Given records
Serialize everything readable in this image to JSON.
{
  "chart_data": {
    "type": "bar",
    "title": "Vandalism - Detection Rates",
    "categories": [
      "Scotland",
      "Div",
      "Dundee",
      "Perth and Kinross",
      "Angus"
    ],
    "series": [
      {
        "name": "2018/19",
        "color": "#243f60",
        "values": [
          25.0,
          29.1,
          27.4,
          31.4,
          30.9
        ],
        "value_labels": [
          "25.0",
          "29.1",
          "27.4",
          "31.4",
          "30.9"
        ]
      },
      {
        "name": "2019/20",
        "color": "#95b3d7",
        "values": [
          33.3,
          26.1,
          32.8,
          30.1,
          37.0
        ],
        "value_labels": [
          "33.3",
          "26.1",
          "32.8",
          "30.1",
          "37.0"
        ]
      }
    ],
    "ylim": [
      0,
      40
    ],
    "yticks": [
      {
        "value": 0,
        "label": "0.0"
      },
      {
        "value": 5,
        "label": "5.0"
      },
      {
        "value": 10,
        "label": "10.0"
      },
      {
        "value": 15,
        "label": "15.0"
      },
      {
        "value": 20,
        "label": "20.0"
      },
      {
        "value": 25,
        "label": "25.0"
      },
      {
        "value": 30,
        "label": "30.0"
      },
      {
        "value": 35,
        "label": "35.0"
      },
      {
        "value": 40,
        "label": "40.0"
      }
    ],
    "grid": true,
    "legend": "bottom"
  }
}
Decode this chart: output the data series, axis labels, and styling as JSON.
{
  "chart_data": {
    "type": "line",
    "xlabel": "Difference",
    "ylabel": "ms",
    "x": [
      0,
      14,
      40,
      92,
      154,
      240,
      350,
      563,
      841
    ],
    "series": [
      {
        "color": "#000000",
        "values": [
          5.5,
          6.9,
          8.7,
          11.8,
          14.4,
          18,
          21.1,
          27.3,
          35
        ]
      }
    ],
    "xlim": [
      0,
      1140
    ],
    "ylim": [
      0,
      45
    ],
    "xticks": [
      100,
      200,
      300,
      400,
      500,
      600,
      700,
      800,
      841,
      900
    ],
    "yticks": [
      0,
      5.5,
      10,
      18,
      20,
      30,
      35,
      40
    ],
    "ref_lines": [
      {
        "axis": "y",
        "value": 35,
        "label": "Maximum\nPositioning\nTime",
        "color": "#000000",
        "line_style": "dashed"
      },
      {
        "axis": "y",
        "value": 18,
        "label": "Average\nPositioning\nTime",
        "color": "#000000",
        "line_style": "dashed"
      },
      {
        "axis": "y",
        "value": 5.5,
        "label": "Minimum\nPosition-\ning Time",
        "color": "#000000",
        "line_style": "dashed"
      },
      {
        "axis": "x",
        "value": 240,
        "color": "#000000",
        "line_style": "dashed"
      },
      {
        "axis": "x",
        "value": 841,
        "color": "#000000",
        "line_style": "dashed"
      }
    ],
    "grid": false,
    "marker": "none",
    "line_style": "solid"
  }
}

Stated exercise
All of the entries above need to be reproduced exactly.

Result of this exercise
Serialize everything readable in this image to JSON.
{
  "chart_data": {
    "type": "bar",
    "title": "Vandalism - Detection Rates",
    "categories": [
      "Scotland",
      "Div",
      "Dundee",
      "Perth and Kinross",
      "Angus"
    ],
    "series": [
      {
        "name": "2018/19",
        "color": "#243f60",
        "values": [
          25.0,
          29.1,
          27.4,
          31.4,
          30.9
        ],
        "value_labels": [
          "25.0",
          "29.1",
          "27.4",
          "31.4",
          "30.9"
        ]
      },
      {
        "name": "2019/20",
        "color": "#95b3d7",
        "values": [
          33.3,
          26.1,
          32.8,
          30.1,
          37.0
        ],
        "value_labels": [
          "33.3",
          "26.1",
          "32.8",
          "30.1",
          "37.0"
        ]
      }
    ],
    "ylim": [
      0,
      40
    ],
    "yticks": [
      {
        "value": 0,
        "label": "0.0"
      },
      {
        "value": 5,
        "label": "5.0"
      },
      {
        "value": 10,
        "label": "10.0"
      },
      {
        "value": 15,
        "label": "15.0"
      },
      {
        "value": 20,
        "label": "20.0"
      },
      {
        "value": 25,
        "label": "25.0"
      },
      {
        "value": 30,
        "label": "30.0"
      },
      {
        "value": 35,
        "label": "35.0"
      },
      {
        "value": 40,
        "label": "40.0"
      }
    ],
    "grid": true,
    "legend": "bottom"
  }
}
Decode this chart: output the data series, axis labels, and styling as JSON.
{
  "chart_data": {
    "type": "line",
    "xlabel": "Difference",
    "ylabel": "ms",
    "x": [
      0,
      14,
      40,
      92,
      154,
      240,
      350,
      563,
      841
    ],
    "series": [
      {
        "color": "#000000",
        "values": [
          5.5,
          6.9,
          8.7,
          11.8,
          14.4,
          18,
          21.1,
          27.3,
          35
        ]
      }
    ],
    "xlim": [
      0,
      1140
    ],
    "ylim": [
      0,
      45
    ],
    "xticks": [
      100,
      200,
      300,
      400,
      500,
      600,
      700,
      800,
      841,
      900
    ],
    "yticks": [
      0,
      5.5,
      10,
      18,
      20,
      30,
      35,
      40
    ],
    "ref_lines": [
      {
        "axis": "y",
        "value": 35,
        "label": "Maximum\nPositioning\nTime",
        "color": "#000000",
        "line_style": "dashed"
      },
      {
        "axis": "y",
        "value": 18,
        "label": "Average\nPositioning\nTime",
        "color": "#000000",
        "line_style": "dashed"
      },
      {
        "axis": "y",
        "value": 5.5,
        "label": "Minimum\nPosition-\ning Time",
        "color": "#000000",
        "line_style": "dashed"
      },
      {
        "axis": "x",
        "value": 240,
        "color": "#000000",
        "line_style": "dashed"
      },
      {
        "axis": "x",
        "value": 841,
        "color": "#000000",
        "line_style": "dashed"
      }
    ],
    "grid": false,
    "marker": "none",
    "line_style": "solid"
  }
}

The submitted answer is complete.